# Aulani price increase



## mj2vacation (Nov 11, 2011)

Point price is going up from 120 to 135 dec 6th.


----------



## GregT (Nov 11, 2011)

Wow, that's interesting (and crazy). 

I'm surprised to see such a jump now considering the problems. 

So this place:

1) Big jump in price for points
2) High MFs
3) Lots of points required
4) Troubled initial launch

Hmmmm......

I'm thinking lots of availability at the 7 month mark?

Best,

Greg


----------



## presley (Nov 11, 2011)

They inflate the price and then offer a bunch of cuts for different levels of purchase.

GregT, when you are on your cruise, go to a DVC presentation.  Someone who just got off the Dream said the incentive for Aulani was (at 220 points or more):

120./pp base price
18./pp reduction +
$500 on board credit +
18 Fastpasses +
2011 points and prorated dues


I would imagine if sales don't pick up, they will have even better incentives on the cruise by the time you get there.


----------



## tomandrobin (Nov 11, 2011)

GregT said:


> Wow, that's interesting (and crazy).
> 
> I'm surprised to see such a jump now considering the problems.
> 
> ...



the price jump is because the resort is moving from pre-sales to regular resort pricing. The pricing was setup before the maintenance fees became an issue


----------



## slum808 (Nov 12, 2011)

GregT said:


> Hmmmm......
> 
> I'm thinking lots of availability at the 7 month mark?
> 
> ...



Unfortunately lack of sales doesn't translate into 7month availability. DVC members can only book rooms that are declared into inventory. Even though phase II is scheduled to be completed this month, it doesn't mean we can book all the rooms. Disney typically declares small batches of rooms at a time. Florida does a good job of making TS records public and DVCnews.com does an excellent job of tracking units declared vs. points sold. At SSR Disney was only declaring 6 Tree houses at a time this year. Unfortunately Hawaii does not make all of these documents available. We do not know how many units have been declared or how many points have been sold. 

Disney's goal is to have zero rooms available at the 7month window. That way they can convince existing owners to add on. This would require them to declare units in very small batches. The problem with this, is that if sales suddenly sky rocket they could run out of points to sell. They can only sell points from units they have declared. What we as existing owners really want, is for Aulani to almost sell out. This will make the most units available at the 7month window. 

If the market cannot bare the price increase, this could be a good thing for RCI exchangers. If Disney ends up with a glut of available units that are not declared, they will be forced to dump them into RCI for the cash. Most of the unit we see in RCI are from Developer held points, not from owner trades. Disney may also make deposits to gain cash for points used to book cruses and other non-DVC lodging. Of course availability in RCI will also depress sales as savvy TS people like TUGGers realize they don't have to pay the ridiculous prices Disney is asking.


----------
▬▬▬▬▬▬▬▬▬▬
▸ Task goal
Rewrite the Aulani price thread starting at the words "120./pp base price" and stopping after "you get there.", with "on board credit" changed to "shipboard credit".

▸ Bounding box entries
▬▬▬▬▬▬▬▬▬▬
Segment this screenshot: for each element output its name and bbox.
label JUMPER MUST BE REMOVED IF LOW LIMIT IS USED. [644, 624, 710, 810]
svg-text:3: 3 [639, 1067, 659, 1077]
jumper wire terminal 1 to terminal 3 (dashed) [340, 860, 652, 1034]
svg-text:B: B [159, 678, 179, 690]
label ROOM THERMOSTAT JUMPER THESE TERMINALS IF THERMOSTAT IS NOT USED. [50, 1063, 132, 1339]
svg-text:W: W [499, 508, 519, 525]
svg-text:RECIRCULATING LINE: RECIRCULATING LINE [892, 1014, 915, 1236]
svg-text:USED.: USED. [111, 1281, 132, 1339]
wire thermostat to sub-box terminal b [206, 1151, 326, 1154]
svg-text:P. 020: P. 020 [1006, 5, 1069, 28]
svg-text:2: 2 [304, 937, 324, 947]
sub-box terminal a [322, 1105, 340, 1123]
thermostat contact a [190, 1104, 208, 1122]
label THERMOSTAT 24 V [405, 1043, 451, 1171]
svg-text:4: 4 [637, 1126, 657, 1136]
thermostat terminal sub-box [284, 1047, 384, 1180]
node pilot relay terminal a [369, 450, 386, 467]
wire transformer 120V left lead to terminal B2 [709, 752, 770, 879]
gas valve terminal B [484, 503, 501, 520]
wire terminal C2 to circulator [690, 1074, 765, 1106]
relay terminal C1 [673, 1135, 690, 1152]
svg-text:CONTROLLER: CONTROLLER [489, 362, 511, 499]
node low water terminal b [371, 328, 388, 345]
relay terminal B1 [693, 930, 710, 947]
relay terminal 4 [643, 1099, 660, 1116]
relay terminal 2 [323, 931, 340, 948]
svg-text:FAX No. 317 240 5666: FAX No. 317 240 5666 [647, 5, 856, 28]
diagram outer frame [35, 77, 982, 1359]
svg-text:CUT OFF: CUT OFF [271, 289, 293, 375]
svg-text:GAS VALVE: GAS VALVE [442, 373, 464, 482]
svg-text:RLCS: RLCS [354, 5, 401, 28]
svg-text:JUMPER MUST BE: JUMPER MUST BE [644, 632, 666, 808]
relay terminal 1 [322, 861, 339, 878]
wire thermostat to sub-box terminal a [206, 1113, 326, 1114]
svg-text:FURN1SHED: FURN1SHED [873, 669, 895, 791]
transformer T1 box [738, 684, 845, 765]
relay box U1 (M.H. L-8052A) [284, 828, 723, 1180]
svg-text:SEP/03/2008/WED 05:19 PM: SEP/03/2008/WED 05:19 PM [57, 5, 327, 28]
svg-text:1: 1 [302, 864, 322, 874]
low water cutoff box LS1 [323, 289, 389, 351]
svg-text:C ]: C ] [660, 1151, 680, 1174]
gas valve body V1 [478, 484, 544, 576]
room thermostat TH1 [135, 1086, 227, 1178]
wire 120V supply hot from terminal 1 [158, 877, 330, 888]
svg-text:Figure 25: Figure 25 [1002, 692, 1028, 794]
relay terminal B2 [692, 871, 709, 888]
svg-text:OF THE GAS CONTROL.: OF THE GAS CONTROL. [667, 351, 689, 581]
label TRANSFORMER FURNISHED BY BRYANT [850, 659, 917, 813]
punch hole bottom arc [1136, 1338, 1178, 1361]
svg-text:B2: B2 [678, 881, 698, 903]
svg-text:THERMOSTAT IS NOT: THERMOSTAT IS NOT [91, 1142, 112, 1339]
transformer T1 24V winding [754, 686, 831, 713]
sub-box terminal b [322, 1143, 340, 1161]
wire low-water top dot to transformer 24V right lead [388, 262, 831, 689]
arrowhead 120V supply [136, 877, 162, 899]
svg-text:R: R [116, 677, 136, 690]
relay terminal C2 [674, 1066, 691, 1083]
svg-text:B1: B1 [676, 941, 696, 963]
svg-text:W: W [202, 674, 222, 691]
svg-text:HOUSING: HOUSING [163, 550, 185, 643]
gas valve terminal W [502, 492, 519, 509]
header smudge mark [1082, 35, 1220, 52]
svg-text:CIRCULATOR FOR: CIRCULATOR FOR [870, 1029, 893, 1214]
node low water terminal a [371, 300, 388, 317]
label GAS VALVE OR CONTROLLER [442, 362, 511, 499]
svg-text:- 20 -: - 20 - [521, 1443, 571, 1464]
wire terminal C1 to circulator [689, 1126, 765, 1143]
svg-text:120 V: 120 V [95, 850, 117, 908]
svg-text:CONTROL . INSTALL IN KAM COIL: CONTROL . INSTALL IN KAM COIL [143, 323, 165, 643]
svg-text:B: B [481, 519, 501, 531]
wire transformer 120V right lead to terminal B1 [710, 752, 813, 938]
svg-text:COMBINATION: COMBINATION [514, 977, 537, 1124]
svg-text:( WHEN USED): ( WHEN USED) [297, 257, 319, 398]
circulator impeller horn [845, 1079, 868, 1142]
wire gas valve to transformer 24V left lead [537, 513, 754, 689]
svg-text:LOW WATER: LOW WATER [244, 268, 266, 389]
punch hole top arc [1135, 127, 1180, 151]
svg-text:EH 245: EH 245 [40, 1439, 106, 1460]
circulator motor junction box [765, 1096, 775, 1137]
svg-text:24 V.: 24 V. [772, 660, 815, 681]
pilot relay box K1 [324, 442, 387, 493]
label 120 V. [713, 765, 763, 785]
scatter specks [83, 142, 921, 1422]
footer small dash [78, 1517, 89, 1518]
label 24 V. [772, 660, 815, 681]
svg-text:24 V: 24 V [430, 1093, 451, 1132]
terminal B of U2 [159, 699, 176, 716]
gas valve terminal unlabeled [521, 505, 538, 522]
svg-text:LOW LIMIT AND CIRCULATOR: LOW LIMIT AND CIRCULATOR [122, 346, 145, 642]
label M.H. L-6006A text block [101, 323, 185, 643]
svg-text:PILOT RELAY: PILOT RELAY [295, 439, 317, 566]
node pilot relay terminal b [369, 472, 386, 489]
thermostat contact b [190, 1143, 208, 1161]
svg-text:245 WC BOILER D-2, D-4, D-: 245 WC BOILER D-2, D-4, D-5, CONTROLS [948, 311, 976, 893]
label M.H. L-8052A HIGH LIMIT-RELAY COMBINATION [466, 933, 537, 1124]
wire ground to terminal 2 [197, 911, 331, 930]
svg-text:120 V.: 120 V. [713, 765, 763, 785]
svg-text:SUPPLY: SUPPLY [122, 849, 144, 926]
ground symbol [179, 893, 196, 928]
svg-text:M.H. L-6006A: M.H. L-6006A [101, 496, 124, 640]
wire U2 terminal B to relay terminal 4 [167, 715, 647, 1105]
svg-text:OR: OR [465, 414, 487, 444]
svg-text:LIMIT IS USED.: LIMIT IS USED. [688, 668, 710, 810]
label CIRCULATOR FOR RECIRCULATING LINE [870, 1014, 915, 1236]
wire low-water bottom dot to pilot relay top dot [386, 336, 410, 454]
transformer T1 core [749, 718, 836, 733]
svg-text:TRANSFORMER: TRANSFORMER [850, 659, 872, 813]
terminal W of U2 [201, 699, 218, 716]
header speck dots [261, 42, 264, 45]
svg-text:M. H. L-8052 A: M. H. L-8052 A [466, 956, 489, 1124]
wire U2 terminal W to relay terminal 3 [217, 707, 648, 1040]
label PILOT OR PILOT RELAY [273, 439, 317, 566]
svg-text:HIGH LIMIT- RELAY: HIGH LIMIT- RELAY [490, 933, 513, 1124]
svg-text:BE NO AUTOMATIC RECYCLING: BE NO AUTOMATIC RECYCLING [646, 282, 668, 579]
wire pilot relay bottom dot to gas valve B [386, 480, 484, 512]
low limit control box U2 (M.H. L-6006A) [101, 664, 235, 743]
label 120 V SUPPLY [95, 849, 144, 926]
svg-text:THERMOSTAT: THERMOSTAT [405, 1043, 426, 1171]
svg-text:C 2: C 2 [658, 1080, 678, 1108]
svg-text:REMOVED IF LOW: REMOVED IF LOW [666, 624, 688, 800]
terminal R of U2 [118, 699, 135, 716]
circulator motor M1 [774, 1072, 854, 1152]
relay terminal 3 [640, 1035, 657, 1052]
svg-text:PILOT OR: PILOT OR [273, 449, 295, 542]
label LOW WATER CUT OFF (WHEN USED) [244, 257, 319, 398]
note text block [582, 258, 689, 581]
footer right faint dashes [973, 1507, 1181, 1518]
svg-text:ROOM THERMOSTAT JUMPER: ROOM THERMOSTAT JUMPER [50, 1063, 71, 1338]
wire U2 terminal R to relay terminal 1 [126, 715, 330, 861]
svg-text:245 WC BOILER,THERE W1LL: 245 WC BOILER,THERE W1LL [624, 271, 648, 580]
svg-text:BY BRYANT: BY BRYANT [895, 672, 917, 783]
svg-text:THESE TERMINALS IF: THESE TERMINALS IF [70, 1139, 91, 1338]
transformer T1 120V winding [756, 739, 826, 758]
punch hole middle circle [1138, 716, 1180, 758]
▬▬▬▬▬▬▬▬▬▬
▸ Full output
120./pp base price
18./pp reduction +
$500 shipboard credit +
18 Fastpasses +
2011 points and prorated dues


I would imagine if sales don't pick up, they will have even better incentives on the cruise by the time you get there.